Problem details:
Copy all lines of the listing that include the string "ffffff".

Structured figure records
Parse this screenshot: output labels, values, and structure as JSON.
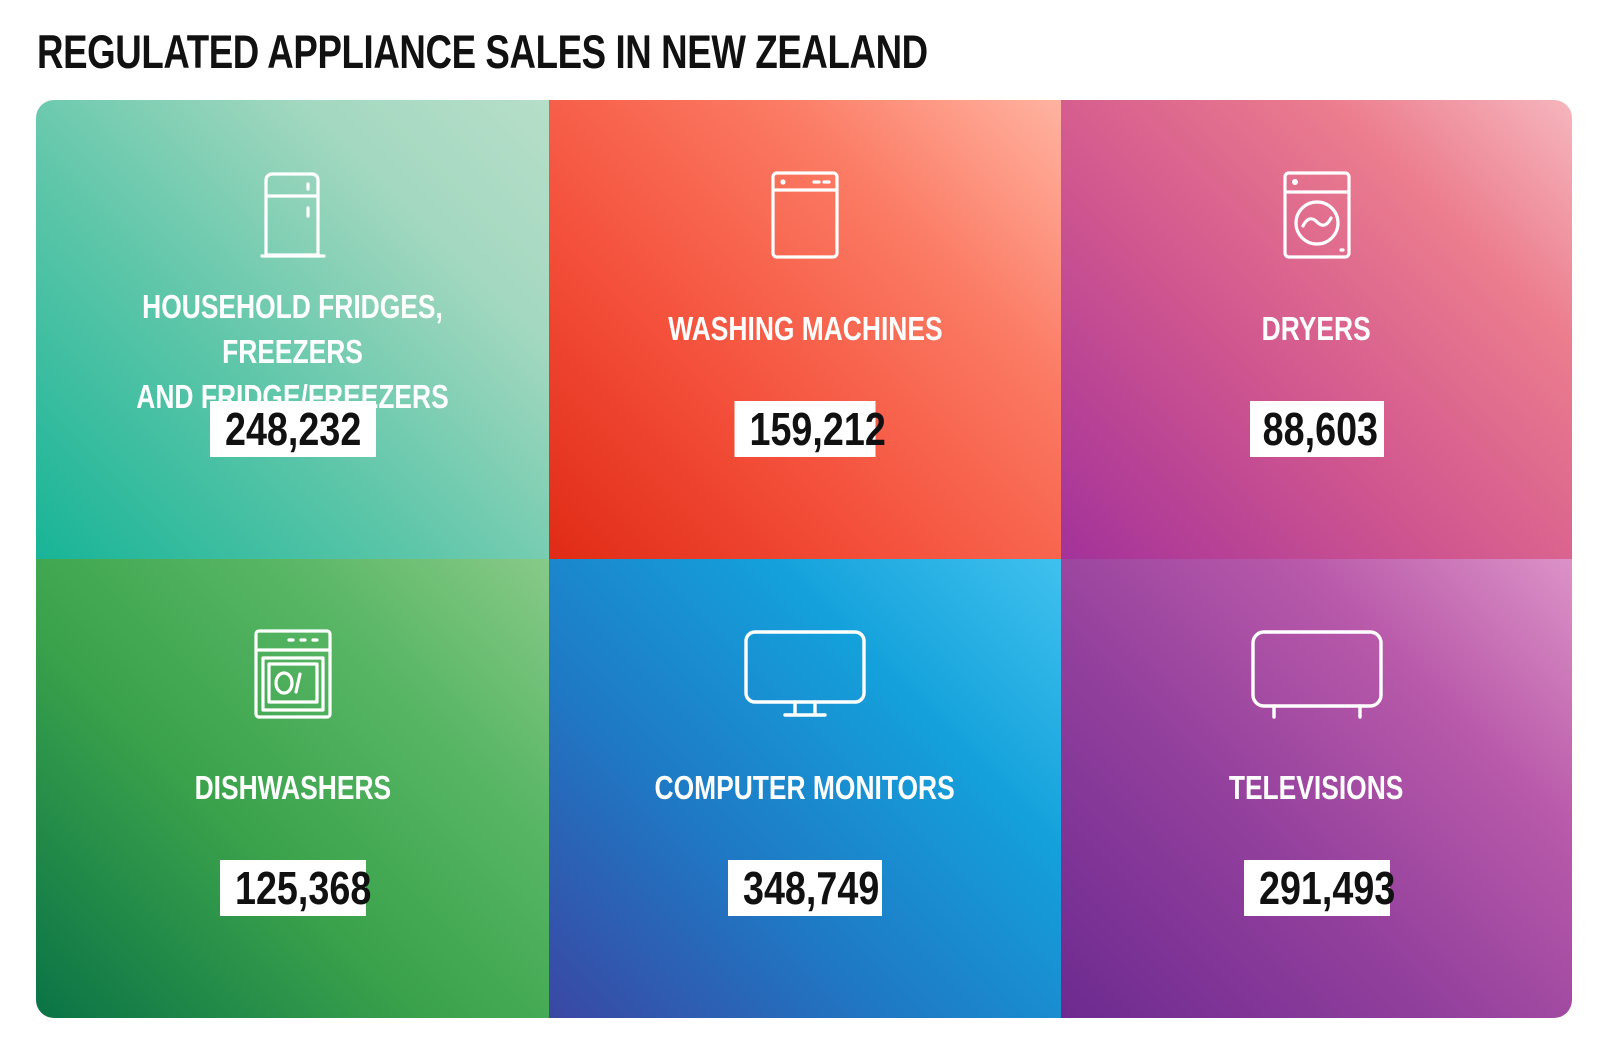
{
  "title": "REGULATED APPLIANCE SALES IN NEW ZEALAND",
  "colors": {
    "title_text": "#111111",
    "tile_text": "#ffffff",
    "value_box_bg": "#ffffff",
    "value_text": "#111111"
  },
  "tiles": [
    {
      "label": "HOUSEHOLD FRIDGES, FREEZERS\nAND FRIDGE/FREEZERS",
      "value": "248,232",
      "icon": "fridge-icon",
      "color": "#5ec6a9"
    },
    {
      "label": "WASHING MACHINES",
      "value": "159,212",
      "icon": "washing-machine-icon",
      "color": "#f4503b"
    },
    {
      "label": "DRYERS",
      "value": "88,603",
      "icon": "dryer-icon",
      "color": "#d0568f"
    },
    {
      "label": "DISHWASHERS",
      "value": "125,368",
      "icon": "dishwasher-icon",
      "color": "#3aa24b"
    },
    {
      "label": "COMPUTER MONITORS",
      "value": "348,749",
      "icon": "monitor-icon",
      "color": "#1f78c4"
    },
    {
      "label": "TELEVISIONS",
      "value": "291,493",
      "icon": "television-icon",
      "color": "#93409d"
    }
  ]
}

The result:
    "tile_text": "#ffffff",
    "value_box_bg": "#ffffff",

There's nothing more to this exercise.